**Instructions for the task**
Output all of the entries exactly as written.
** BEGIN **
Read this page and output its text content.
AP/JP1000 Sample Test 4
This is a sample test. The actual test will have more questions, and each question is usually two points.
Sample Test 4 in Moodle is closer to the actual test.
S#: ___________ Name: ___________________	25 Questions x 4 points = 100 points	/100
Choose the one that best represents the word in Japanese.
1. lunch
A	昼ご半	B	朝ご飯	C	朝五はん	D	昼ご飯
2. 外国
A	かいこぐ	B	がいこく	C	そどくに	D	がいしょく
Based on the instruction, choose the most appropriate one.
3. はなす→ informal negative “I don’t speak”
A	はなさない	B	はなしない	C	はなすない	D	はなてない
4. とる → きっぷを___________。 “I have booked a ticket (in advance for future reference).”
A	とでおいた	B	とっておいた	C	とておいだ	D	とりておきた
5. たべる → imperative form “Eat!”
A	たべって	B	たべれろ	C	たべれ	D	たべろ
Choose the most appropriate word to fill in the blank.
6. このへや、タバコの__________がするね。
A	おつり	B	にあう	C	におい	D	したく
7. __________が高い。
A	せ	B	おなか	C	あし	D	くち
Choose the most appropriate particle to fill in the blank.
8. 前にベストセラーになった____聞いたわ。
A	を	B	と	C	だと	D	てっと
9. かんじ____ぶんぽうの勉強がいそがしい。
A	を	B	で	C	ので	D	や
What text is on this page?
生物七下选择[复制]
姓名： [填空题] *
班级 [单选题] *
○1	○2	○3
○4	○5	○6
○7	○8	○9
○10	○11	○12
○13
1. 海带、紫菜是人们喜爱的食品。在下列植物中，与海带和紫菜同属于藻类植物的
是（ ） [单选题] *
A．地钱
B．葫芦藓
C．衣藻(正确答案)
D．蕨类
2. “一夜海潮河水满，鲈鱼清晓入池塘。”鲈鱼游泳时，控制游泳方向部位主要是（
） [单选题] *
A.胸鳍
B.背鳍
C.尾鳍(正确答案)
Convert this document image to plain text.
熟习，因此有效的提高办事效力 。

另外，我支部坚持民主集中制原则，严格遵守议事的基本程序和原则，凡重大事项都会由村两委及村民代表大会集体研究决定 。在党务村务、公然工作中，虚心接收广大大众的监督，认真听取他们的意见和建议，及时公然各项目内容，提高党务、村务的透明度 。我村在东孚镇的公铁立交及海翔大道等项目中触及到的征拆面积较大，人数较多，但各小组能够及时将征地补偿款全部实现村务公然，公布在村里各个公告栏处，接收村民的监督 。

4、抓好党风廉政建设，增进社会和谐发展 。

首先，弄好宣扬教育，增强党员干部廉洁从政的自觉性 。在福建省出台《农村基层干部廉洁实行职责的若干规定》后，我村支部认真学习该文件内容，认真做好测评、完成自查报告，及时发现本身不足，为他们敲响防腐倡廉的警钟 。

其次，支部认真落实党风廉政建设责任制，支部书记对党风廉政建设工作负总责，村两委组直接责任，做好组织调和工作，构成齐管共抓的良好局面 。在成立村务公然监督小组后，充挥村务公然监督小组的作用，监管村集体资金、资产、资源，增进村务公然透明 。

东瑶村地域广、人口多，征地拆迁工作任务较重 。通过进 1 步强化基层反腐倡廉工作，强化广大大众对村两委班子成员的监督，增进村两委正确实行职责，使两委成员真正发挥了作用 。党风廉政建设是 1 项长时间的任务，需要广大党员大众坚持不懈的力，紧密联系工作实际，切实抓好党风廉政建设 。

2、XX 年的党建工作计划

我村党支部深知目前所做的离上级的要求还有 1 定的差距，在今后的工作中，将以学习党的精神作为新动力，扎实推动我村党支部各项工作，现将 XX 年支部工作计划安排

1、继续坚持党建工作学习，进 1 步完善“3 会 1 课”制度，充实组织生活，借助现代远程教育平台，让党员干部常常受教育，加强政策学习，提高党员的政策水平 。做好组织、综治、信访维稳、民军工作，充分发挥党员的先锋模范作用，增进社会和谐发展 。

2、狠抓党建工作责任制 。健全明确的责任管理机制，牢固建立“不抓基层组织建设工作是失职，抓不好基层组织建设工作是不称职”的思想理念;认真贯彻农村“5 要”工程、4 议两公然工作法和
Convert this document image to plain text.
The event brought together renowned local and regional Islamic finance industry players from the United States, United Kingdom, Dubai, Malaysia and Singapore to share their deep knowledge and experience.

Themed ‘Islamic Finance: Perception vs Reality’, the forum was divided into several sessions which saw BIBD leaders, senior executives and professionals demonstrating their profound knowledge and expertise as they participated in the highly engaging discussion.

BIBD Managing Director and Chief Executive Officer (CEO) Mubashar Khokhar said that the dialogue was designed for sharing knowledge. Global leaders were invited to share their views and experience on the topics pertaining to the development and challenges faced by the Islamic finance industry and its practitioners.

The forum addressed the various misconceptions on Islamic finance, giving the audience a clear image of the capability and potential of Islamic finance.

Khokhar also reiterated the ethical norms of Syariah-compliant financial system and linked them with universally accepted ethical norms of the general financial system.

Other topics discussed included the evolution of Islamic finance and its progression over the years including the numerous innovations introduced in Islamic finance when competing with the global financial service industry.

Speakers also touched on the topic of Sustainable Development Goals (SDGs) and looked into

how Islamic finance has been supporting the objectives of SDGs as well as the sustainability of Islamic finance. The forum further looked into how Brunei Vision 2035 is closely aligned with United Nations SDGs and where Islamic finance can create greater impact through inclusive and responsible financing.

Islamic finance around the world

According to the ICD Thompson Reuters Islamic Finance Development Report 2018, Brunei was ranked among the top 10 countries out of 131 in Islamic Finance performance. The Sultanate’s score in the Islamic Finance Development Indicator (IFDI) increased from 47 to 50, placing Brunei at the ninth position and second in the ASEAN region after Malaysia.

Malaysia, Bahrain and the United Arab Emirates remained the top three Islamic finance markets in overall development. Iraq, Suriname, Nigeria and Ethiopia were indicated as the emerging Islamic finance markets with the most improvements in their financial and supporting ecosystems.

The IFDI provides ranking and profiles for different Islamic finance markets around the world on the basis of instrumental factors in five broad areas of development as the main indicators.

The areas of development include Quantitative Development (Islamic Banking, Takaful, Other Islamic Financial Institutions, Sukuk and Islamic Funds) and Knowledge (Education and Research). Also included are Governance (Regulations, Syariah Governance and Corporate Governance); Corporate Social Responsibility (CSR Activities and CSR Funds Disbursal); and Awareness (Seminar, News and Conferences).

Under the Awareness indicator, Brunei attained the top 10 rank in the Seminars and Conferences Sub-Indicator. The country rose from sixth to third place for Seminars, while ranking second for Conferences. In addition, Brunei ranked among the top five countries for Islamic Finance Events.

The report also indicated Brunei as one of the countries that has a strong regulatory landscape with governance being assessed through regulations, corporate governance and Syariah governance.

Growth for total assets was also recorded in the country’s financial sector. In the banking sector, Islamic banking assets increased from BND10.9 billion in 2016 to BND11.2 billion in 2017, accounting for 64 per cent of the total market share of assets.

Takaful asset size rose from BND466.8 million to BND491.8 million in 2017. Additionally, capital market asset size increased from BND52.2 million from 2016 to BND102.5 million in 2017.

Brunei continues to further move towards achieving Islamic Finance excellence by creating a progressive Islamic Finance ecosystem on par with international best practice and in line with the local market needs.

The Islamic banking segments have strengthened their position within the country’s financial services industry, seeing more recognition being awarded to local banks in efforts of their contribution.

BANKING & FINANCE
** END **
**Worked solution**
Read this page and output its text content.
AP/JP1000 Sample Test 4
This is a sample test. The actual test will have more questions, and each question is usually two points.
Sample Test 4 in Moodle is closer to the actual test.
S#: ___________ Name: ___________________	25 Questions x 4 points = 100 points	/100
Choose the one that best represents the word in Japanese.
1. lunch
A	昼ご半	B	朝ご飯	C	朝五はん	D	昼ご飯
2. 外国
A	かいこぐ	B	がいこく	C	そどくに	D	がいしょく
Based on the instruction, choose the most appropriate one.
3. はなす→ informal negative “I don’t speak”
A	はなさない	B	はなしない	C	はなすない	D	はなてない
4. とる → きっぷを___________。 “I have booked a ticket (in advance for future reference).”
A	とでおいた	B	とっておいた	C	とておいだ	D	とりておきた
5. たべる → imperative form “Eat!”
A	たべって	B	たべれろ	C	たべれ	D	たべろ
Choose the most appropriate word to fill in the blank.
6. このへや、タバコの__________がするね。
A	おつり	B	にあう	C	におい	D	したく
7. __________が高い。
A	せ	B	おなか	C	あし	D	くち
Choose the most appropriate particle to fill in the blank.
8. 前にベストセラーになった____聞いたわ。
A	を	B	と	C	だと	D	てっと
9. かんじ____ぶんぽうの勉強がいそがしい。
A	を	B	で	C	ので	D	や
What text is on this page?
生物七下选择[复制]
姓名： [填空题] *
班级 [单选题] *
○1	○2	○3
○4	○5	○6
○7	○8	○9
○10	○11	○12
○13
1. 海带、紫菜是人们喜爱的食品。在下列植物中，与海带和紫菜同属于藻类植物的
是（ ） [单选题] *
A．地钱
B．葫芦藓
C．衣藻(正确答案)
D．蕨类
2. “一夜海潮河水满，鲈鱼清晓入池塘。”鲈鱼游泳时，控制游泳方向部位主要是（
） [单选题] *
A.胸鳍
B.背鳍
C.尾鳍(正确答案)
Convert this document image to plain text.
熟习，因此有效的提高办事效力 。

另外，我支部坚持民主集中制原则，严格遵守议事的基本程序和原则，凡重大事项都会由村两委及村民代表大会集体研究决定 。在党务村务、公然工作中，虚心接收广大大众的监督，认真听取他们的意见和建议，及时公然各项目内容，提高党务、村务的透明度 。我村在东孚镇的公铁立交及海翔大道等项目中触及到的征拆面积较大，人数较多，但各小组能够及时将征地补偿款全部实现村务公然，公布在村里各个公告栏处，接收村民的监督 。

4、抓好党风廉政建设，增进社会和谐发展 。

首先，弄好宣扬教育，增强党员干部廉洁从政的自觉性 。在福建省出台《农村基层干部廉洁实行职责的若干规定》后，我村支部认真学习该文件内容，认真做好测评、完成自查报告，及时发现本身不足，为他们敲响防腐倡廉的警钟 。

其次，支部认真落实党风廉政建设责任制，支部书记对党风廉政建设工作负总责，村两委组直接责任，做好组织调和工作，构成齐管共抓的良好局面 。在成立村务公然监督小组后，充挥村务公然监督小组的作用，监管村集体资金、资产、资源，增进村务公然透明 。

东瑶村地域广、人口多，征地拆迁工作任务较重 。通过进 1 步强化基层反腐倡廉工作，强化广大大众对村两委班子成员的监督，增进村两委正确实行职责，使两委成员真正发挥了作用 。党风廉政建设是 1 项长时间的任务，需要广大党员大众坚持不懈的力，紧密联系工作实际，切实抓好党风廉政建设 。

2、XX 年的党建工作计划

我村党支部深知目前所做的离上级的要求还有 1 定的差距，在今后的工作中，将以学习党的精神作为新动力，扎实推动我村党支部各项工作，现将 XX 年支部工作计划安排

1、继续坚持党建工作学习，进 1 步完善“3 会 1 课”制度，充实组织生活，借助现代远程教育平台，让党员干部常常受教育，加强政策学习，提高党员的政策水平 。做好组织、综治、信访维稳、民军工作，充分发挥党员的先锋模范作用，增进社会和谐发展 。

2、狠抓党建工作责任制 。健全明确的责任管理机制，牢固建立“不抓基层组织建设工作是失职，抓不好基层组织建设工作是不称职”的思想理念;认真贯彻农村“5 要”工程、4 议两公然工作法和
Convert this document image to plain text.
The event brought together renowned local and regional Islamic finance industry players from the United States, United Kingdom, Dubai, Malaysia and Singapore to share their deep knowledge and experience.

Themed ‘Islamic Finance: Perception vs Reality’, the forum was divided into several sessions which saw BIBD leaders, senior executives and professionals demonstrating their profound knowledge and expertise as they participated in the highly engaging discussion.

BIBD Managing Director and Chief Executive Officer (CEO) Mubashar Khokhar said that the dialogue was designed for sharing knowledge. Global leaders were invited to share their views and experience on the topics pertaining to the development and challenges faced by the Islamic finance industry and its practitioners.

The forum addressed the various misconceptions on Islamic finance, giving the audience a clear image of the capability and potential of Islamic finance.

Khokhar also reiterated the ethical norms of Syariah-compliant financial system and linked them with universally accepted ethical norms of the general financial system.

Other topics discussed included the evolution of Islamic finance and its progression over the years including the numerous innovations introduced in Islamic finance when competing with the global financial service industry.

Speakers also touched on the topic of Sustainable Development Goals (SDGs) and looked into

how Islamic finance has been supporting the objectives of SDGs as well as the sustainability of Islamic finance. The forum further looked into how Brunei Vision 2035 is closely aligned with United Nations SDGs and where Islamic finance can create greater impact through inclusive and responsible financing.

Islamic finance around the world

According to the ICD Thompson Reuters Islamic Finance Development Report 2018, Brunei was ranked among the top 10 countries out of 131 in Islamic Finance performance. The Sultanate’s score in the Islamic Finance Development Indicator (IFDI) increased from 47 to 50, placing Brunei at the ninth position and second in the ASEAN region after Malaysia.

Malaysia, Bahrain and the United Arab Emirates remained the top three Islamic finance markets in overall development. Iraq, Suriname, Nigeria and Ethiopia were indicated as the emerging Islamic finance markets with the most improvements in their financial and supporting ecosystems.

The IFDI provides ranking and profiles for different Islamic finance markets around the world on the basis of instrumental factors in five broad areas of development as the main indicators.

The areas of development include Quantitative Development (Islamic Banking, Takaful, Other Islamic Financial Institutions, Sukuk and Islamic Funds) and Knowledge (Education and Research). Also included are Governance (Regulations, Syariah Governance and Corporate Governance); Corporate Social Responsibility (CSR Activities and CSR Funds Disbursal); and Awareness (Seminar, News and Conferences).

Under the Awareness indicator, Brunei attained the top 10 rank in the Seminars and Conferences Sub-Indicator. The country rose from sixth to third place for Seminars, while ranking second for Conferences. In addition, Brunei ranked among the top five countries for Islamic Finance Events.

The report also indicated Brunei as one of the countries that has a strong regulatory landscape with governance being assessed through regulations, corporate governance and Syariah governance.

Growth for total assets was also recorded in the country’s financial sector. In the banking sector, Islamic banking assets increased from BND10.9 billion in 2016 to BND11.2 billion in 2017, accounting for 64 per cent of the total market share of assets.

Takaful asset size rose from BND466.8 million to BND491.8 million in 2017. Additionally, capital market asset size increased from BND52.2 million from 2016 to BND102.5 million in 2017.

Brunei continues to further move towards achieving Islamic Finance excellence by creating a progressive Islamic Finance ecosystem on par with international best practice and in line with the local market needs.

The Islamic banking segments have strengthened their position within the country’s financial services industry, seeing more recognition being awarded to local banks in efforts of their contribution.

BANKING & FINANCE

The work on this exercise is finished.